Turn every line of the data below into a numbered list, skipping blank lines and leaving the pictures out.
* start RECORDS FOR THIS TASK *
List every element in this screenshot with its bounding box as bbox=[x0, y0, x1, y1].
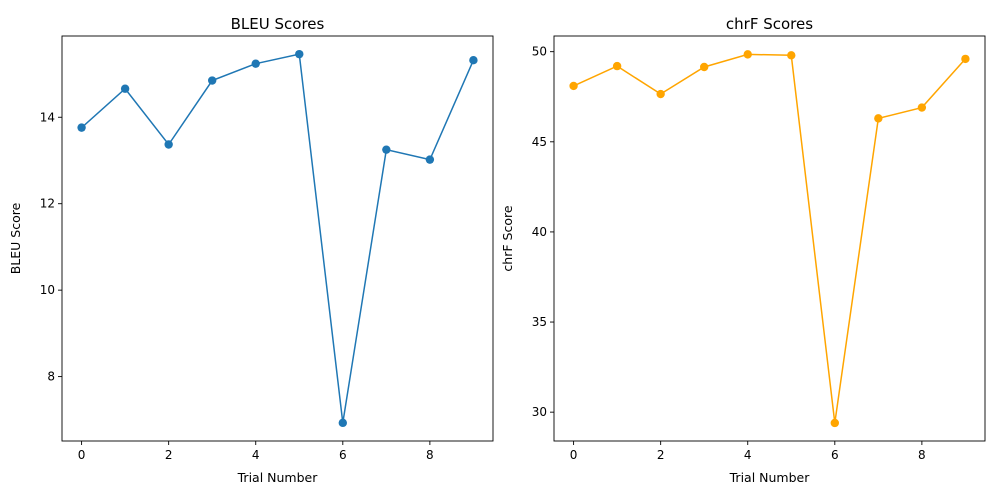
chrf-chart: chrF Scores Trial Number chrF Score 0 2 4 6 8 30… bbox=[500, 15, 986, 485]
chrf-data-point bbox=[787, 51, 796, 60]
bleu-y-tick-label: 14 bbox=[40, 110, 55, 124]
chrf-y-axis-label: chrF Score bbox=[500, 205, 515, 271]
bleu-data-point bbox=[120, 84, 130, 93]
bleu-x-tick-label: 8 bbox=[426, 448, 434, 462]
bleu-data-point bbox=[251, 59, 260, 68]
bleu-data-point bbox=[207, 76, 217, 85]
bleu-chart-title: BLEU Scores bbox=[231, 15, 325, 33]
chrf-data-point bbox=[917, 103, 927, 112]
bleu-x-tick-label: 0 bbox=[78, 448, 86, 462]
chrf-x-tick-label: 4 bbox=[744, 448, 752, 462]
bleu-data-point bbox=[425, 155, 435, 164]
chrf-x-tick-label: 0 bbox=[570, 448, 578, 462]
chrf-data-point bbox=[699, 62, 709, 72]
chrf-data-point bbox=[874, 114, 883, 123]
chrf-data-point bbox=[743, 50, 752, 59]
chrf-series-line bbox=[573, 53, 966, 424]
chrf-y-tick-label: 50 bbox=[532, 45, 547, 59]
chrf-y-tick-label: 40 bbox=[532, 225, 547, 239]
bleu-y-tick-label: 12 bbox=[40, 197, 55, 211]
bleu-y-axis-label: BLEU Score bbox=[8, 202, 23, 274]
chrf-axes-frame bbox=[553, 35, 986, 442]
bleu-data-point bbox=[338, 418, 348, 428]
bleu-x-tick-label: 2 bbox=[165, 448, 173, 462]
bleu-y-tick-label: 10 bbox=[40, 283, 55, 297]
chrf-data-point bbox=[830, 418, 840, 428]
chrf-data-point bbox=[656, 89, 665, 99]
bleu-y-tick-label: 8 bbox=[47, 370, 55, 384]
chrf-x-tick-label: 8 bbox=[918, 448, 926, 462]
bleu-series-line bbox=[81, 53, 475, 423]
bleu-x-tick-label: 6 bbox=[339, 448, 347, 462]
chrf-data-point bbox=[569, 81, 578, 91]
chrf-data-point bbox=[612, 61, 622, 71]
bleu-chart: BLEU Scores Trial Number BLEU Score 0 2 4 6 8 8 1… bbox=[8, 15, 494, 485]
bleu-data-point bbox=[382, 145, 391, 154]
chrf-chart-title: chrF Scores bbox=[726, 15, 813, 33]
bleu-x-axis-label: Trial Number bbox=[237, 470, 319, 485]
bleu-data-point bbox=[469, 56, 478, 65]
chrf-y-tick-label: 45 bbox=[532, 135, 547, 149]
chrf-x-axis-label: Trial Number bbox=[729, 470, 811, 485]
chrf-x-tick-label: 6 bbox=[831, 448, 839, 462]
chrf-y-tick-label: 35 bbox=[532, 315, 547, 329]
bleu-data-point bbox=[77, 123, 86, 132]
chrf-y-tick-label: 30 bbox=[532, 405, 547, 419]
bleu-axes-frame bbox=[61, 35, 494, 442]
bleu-data-point bbox=[295, 49, 304, 59]
bleu-data-point bbox=[164, 140, 173, 149]
bleu-x-tick-label: 4 bbox=[252, 448, 260, 462]
chrf-data-point bbox=[961, 54, 970, 64]
chrf-x-tick-label: 2 bbox=[657, 448, 665, 462]
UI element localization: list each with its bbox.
* end RECORDS FOR THIS TASK *
→ THE ANSWER
1. List every element in this screenshot with its bounding box as bbox=[x0, y0, x1, y1].
2. chrf-chart: chrF Scores Trial Number chrF Score 0 2 4 6 8 30… bbox=[500, 15, 986, 485]
3. chrf-data-point bbox=[787, 51, 796, 60]
4. bleu-y-tick-label: 14 bbox=[40, 110, 55, 124]
5. chrf-y-axis-label: chrF Score bbox=[500, 205, 515, 271]
6. bleu-data-point bbox=[120, 84, 130, 93]
7. bleu-x-tick-label: 8 bbox=[426, 448, 434, 462]
8. bleu-data-point bbox=[251, 59, 260, 68]
9. bleu-data-point bbox=[207, 76, 217, 85]
10. bleu-chart-title: BLEU Scores bbox=[231, 15, 325, 33]
11. chrf-data-point bbox=[917, 103, 927, 112]
12. bleu-x-tick-label: 0 bbox=[78, 448, 86, 462]
13. chrf-x-tick-label: 4 bbox=[744, 448, 752, 462]
14. bleu-data-point bbox=[425, 155, 435, 164]
15. chrf-x-tick-label: 0 bbox=[570, 448, 578, 462]
16. chrf-data-point bbox=[699, 62, 709, 72]
17. chrf-data-point bbox=[874, 114, 883, 123]
18. chrf-data-point bbox=[743, 50, 752, 59]
19. chrf-series-line bbox=[573, 53, 966, 424]
20. chrf-y-tick-label: 50 bbox=[532, 45, 547, 59]
21. chrf-y-tick-label: 40 bbox=[532, 225, 547, 239]
22. bleu-y-tick-label: 12 bbox=[40, 197, 55, 211]
23. bleu-y-axis-label: BLEU Score bbox=[8, 202, 23, 274]
24. chrf-axes-frame bbox=[553, 35, 986, 442]
25. bleu-data-point bbox=[338, 418, 348, 428]
26. bleu-x-tick-label: 2 bbox=[165, 448, 173, 462]
27. bleu-y-tick-label: 10 bbox=[40, 283, 55, 297]
28. chrf-data-point bbox=[830, 418, 840, 428]
29. chrf-data-point bbox=[656, 89, 665, 99]
30. bleu-y-tick-label: 8 bbox=[47, 370, 55, 384]
31. chrf-x-tick-label: 8 bbox=[918, 448, 926, 462]
32. bleu-series-line bbox=[81, 53, 475, 423]
33. bleu-x-tick-label: 6 bbox=[339, 448, 347, 462]
34. chrf-data-point bbox=[569, 81, 578, 91]
35. chrf-data-point bbox=[612, 61, 622, 71]
36. bleu-chart: BLEU Scores Trial Number BLEU Score 0 2 4 6 8 8 1… bbox=[8, 15, 494, 485]
37. bleu-data-point bbox=[382, 145, 391, 154]
38. chrf-chart-title: chrF Scores bbox=[726, 15, 813, 33]
39. bleu-x-axis-label: Trial Number bbox=[237, 470, 319, 485]
40. bleu-data-point bbox=[469, 56, 478, 65]
41. chrf-y-tick-label: 45 bbox=[532, 135, 547, 149]
42. chrf-x-axis-label: Trial Number bbox=[729, 470, 811, 485]
43. chrf-x-tick-label: 6 bbox=[831, 448, 839, 462]
44. chrf-y-tick-label: 35 bbox=[532, 315, 547, 329]
45. bleu-data-point bbox=[77, 123, 86, 132]
46. chrf-y-tick-label: 30 bbox=[532, 405, 547, 419]
47. bleu-axes-frame bbox=[61, 35, 494, 442]
48. bleu-data-point bbox=[295, 49, 304, 59]
49. bleu-data-point bbox=[164, 140, 173, 149]
50. bleu-x-tick-label: 4 bbox=[252, 448, 260, 462]
51. chrf-data-point bbox=[961, 54, 970, 64]
52. chrf-x-tick-label: 2 bbox=[657, 448, 665, 462]
53. UI element localization: list each with its bbox.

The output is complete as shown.